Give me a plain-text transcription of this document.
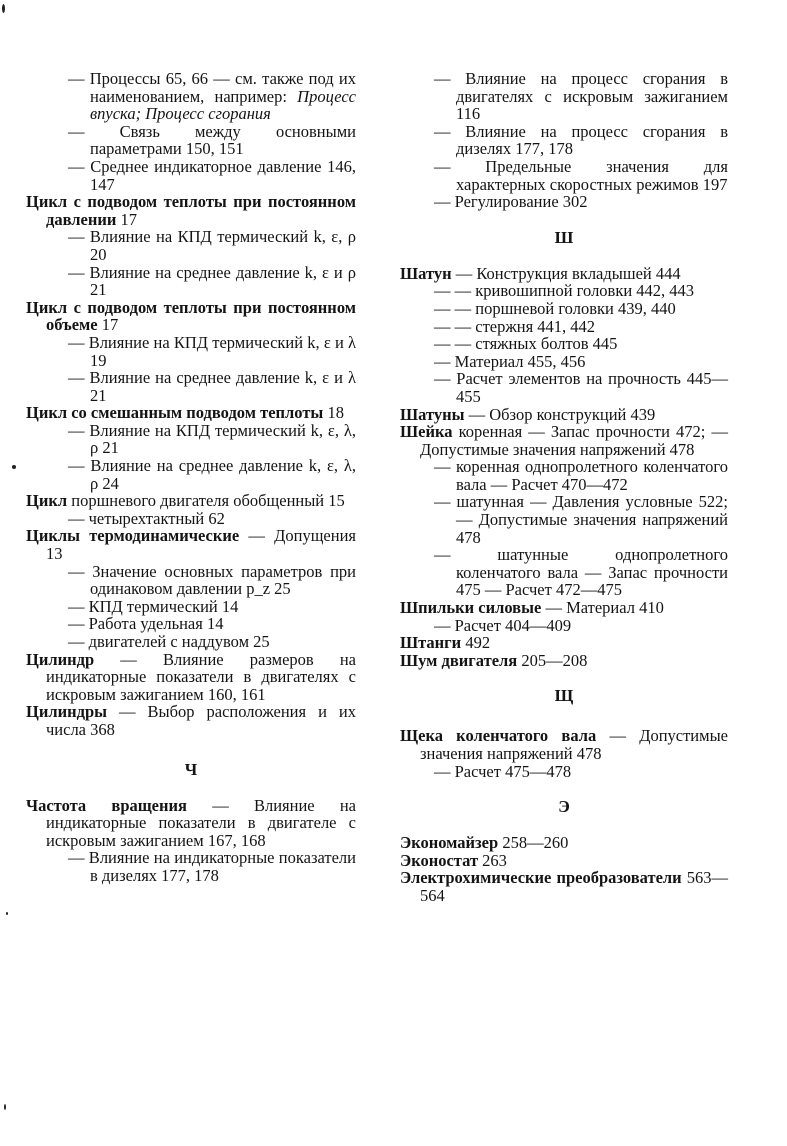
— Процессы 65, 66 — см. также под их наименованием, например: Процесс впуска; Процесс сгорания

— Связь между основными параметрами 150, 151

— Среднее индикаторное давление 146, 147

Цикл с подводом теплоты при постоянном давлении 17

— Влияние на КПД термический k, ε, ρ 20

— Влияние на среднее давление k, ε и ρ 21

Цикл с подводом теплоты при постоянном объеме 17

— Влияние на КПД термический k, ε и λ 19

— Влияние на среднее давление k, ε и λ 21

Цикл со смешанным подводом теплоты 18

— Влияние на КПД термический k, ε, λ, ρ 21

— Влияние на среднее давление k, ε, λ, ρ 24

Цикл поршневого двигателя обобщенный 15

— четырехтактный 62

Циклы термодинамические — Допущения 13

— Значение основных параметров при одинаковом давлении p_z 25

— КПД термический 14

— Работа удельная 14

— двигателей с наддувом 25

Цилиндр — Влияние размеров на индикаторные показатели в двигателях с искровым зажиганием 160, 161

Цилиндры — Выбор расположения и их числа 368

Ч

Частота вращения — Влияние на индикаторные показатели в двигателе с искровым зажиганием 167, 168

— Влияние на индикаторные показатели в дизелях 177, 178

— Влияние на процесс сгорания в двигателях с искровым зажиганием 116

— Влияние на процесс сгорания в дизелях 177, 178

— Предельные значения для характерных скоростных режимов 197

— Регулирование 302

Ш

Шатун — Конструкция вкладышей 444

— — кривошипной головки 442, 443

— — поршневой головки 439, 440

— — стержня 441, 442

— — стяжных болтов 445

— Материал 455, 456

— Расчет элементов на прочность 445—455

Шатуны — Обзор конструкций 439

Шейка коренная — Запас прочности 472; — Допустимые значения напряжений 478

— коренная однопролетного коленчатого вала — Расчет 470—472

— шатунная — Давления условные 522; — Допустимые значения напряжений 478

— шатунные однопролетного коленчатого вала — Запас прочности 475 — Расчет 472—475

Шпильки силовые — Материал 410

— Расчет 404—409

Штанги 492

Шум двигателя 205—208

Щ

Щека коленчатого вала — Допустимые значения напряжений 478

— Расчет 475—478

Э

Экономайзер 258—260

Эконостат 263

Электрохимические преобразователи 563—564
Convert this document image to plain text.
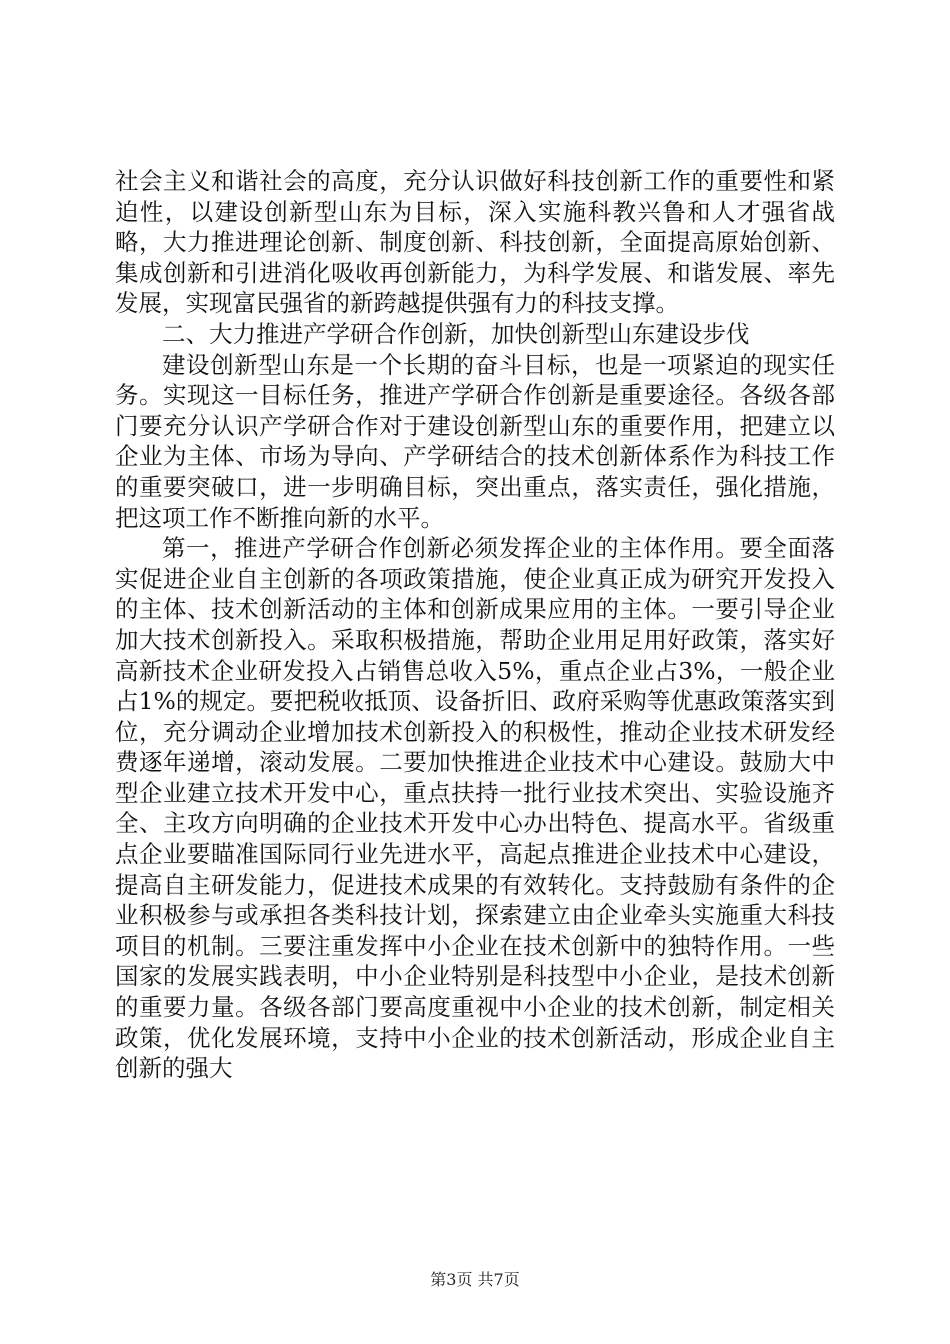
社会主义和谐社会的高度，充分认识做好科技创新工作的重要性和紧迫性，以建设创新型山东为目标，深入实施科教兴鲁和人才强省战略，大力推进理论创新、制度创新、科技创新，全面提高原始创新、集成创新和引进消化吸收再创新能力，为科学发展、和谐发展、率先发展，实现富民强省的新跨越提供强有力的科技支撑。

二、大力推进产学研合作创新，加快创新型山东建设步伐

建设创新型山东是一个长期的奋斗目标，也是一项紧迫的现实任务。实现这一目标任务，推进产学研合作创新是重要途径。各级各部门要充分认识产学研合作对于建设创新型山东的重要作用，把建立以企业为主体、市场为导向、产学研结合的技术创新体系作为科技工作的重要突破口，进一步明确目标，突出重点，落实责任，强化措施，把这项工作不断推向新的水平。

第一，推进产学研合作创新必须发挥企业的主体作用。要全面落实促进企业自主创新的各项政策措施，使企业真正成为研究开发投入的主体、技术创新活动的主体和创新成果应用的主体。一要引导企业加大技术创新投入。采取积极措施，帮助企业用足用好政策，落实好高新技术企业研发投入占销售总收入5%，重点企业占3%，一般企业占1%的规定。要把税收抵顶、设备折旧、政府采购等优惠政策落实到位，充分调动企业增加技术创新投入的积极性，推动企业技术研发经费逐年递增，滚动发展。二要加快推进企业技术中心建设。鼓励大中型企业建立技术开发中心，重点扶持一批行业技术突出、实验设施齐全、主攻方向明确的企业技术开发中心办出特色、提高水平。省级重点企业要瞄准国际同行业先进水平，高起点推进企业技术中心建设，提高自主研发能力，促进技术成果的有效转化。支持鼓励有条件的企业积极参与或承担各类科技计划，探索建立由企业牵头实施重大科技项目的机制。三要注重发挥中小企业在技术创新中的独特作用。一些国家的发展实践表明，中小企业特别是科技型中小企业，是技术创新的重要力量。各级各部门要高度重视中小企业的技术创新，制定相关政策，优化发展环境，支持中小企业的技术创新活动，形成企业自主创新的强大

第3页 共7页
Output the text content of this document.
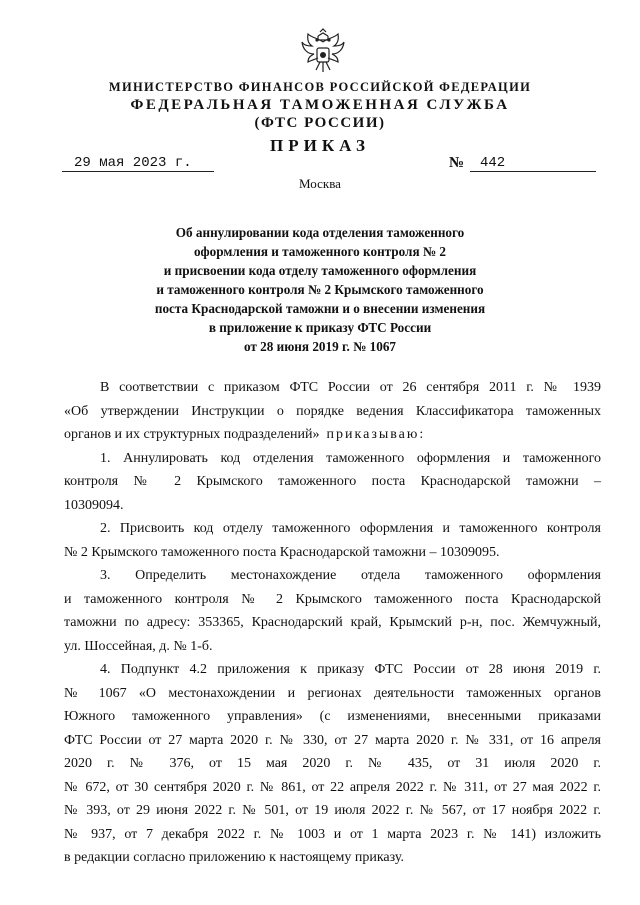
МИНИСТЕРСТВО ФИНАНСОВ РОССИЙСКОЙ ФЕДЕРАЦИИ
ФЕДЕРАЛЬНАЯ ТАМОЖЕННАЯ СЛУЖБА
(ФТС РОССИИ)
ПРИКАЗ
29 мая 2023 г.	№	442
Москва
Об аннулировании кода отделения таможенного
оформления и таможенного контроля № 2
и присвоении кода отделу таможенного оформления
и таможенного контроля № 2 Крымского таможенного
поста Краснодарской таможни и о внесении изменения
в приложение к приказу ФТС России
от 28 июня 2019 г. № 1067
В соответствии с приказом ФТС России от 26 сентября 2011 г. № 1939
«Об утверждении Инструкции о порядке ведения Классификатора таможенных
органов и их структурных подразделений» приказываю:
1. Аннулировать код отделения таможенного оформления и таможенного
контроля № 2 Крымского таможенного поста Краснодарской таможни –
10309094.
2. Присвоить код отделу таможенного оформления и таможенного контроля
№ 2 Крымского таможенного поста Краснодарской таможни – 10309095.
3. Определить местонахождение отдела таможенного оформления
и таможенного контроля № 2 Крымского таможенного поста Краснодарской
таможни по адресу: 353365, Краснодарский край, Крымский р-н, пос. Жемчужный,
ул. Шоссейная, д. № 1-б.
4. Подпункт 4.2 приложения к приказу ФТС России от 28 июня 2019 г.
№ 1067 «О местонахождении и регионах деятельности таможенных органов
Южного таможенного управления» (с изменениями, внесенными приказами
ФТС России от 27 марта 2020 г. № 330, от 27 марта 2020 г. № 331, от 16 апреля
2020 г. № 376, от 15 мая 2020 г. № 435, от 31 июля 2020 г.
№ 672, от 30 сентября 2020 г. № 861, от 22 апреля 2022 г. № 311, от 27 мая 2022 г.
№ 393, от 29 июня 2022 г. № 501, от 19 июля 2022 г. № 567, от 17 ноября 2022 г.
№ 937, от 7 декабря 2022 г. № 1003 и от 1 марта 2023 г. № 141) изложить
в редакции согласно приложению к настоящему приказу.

--------

To be done ::
Find every line that holds "таможни" and copy it.

Problem solution ::
поста Краснодарской таможни и о внесении изменения
контроля № 2 Крымского таможенного поста Краснодарской таможни –
№ 2 Крымского таможенного поста Краснодарской таможни – 10309095.
таможни по адресу: 353365, Краснодарский край, Крымский р-н, пос. Жемчужный,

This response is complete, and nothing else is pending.